• [Exercise task]: Could you repeat the entries below with every "DOLLARS" swapped for "CENTS" and nothing else changed?
__________________________________________________
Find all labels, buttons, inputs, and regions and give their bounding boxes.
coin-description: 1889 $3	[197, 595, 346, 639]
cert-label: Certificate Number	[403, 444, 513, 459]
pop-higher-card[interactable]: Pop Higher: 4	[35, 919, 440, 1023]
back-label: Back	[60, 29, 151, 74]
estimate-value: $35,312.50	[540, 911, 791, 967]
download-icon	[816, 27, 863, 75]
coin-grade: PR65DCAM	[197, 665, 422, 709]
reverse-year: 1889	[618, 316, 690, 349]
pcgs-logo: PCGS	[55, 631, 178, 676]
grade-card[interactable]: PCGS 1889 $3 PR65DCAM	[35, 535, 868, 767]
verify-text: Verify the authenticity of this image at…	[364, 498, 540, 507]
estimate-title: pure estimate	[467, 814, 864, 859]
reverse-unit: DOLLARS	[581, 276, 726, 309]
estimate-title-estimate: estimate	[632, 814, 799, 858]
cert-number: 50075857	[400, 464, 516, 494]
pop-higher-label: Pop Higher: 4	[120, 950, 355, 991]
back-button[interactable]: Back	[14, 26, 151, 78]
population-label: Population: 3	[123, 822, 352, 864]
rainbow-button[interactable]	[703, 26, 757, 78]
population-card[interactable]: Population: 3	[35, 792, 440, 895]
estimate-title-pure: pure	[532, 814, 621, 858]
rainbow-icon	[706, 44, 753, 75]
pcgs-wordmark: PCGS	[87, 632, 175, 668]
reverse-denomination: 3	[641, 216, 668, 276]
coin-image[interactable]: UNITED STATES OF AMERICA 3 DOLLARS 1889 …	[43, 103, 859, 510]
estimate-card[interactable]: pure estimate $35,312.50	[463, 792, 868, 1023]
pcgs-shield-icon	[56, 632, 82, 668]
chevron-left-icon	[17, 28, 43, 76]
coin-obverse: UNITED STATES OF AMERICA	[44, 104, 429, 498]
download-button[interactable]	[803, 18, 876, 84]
__________________________________________________
• [Exercise result]:
Find all labels, buttons, inputs, and regions and give their bounding boxes.
coin-description: 1889 $3	[197, 595, 346, 639]
cert-label: Certificate Number	[403, 444, 513, 459]
pop-higher-card[interactable]: Pop Higher: 4	[35, 919, 440, 1023]
back-label: Back	[60, 29, 151, 74]
estimate-value: $35,312.50	[540, 911, 791, 967]
download-icon	[816, 27, 863, 75]
coin-grade: PR65DCAM	[197, 665, 422, 709]
reverse-year: 1889	[618, 316, 690, 349]
pcgs-logo: PCGS	[55, 631, 178, 676]
grade-card[interactable]: PCGS 1889 $3 PR65DCAM	[35, 535, 868, 767]
verify-text: Verify the authenticity of this image at…	[364, 498, 540, 507]
estimate-title: pure estimate	[467, 814, 864, 859]
reverse-unit: CENTS	[581, 276, 726, 309]
estimate-title-estimate: estimate	[632, 814, 799, 858]
cert-number: 50075857	[400, 464, 516, 494]
pop-higher-label: Pop Higher: 4	[120, 950, 355, 991]
back-button[interactable]: Back	[14, 26, 151, 78]
population-label: Population: 3	[123, 822, 352, 864]
rainbow-button[interactable]	[703, 26, 757, 78]
population-card[interactable]: Population: 3	[35, 792, 440, 895]
estimate-title-pure: pure	[532, 814, 621, 858]
rainbow-icon	[706, 44, 753, 75]
pcgs-wordmark: PCGS	[87, 632, 175, 668]
reverse-denomination: 3	[641, 216, 668, 276]
coin-image[interactable]: UNITED STATES OF AMERICA 3 CENTS 1889 …	[43, 103, 859, 510]
estimate-card[interactable]: pure estimate $35,312.50	[463, 792, 868, 1023]
pcgs-shield-icon	[56, 632, 82, 668]
chevron-left-icon	[17, 28, 43, 76]
coin-obverse: UNITED STATES OF AMERICA	[44, 104, 429, 498]
download-button[interactable]	[803, 18, 876, 84]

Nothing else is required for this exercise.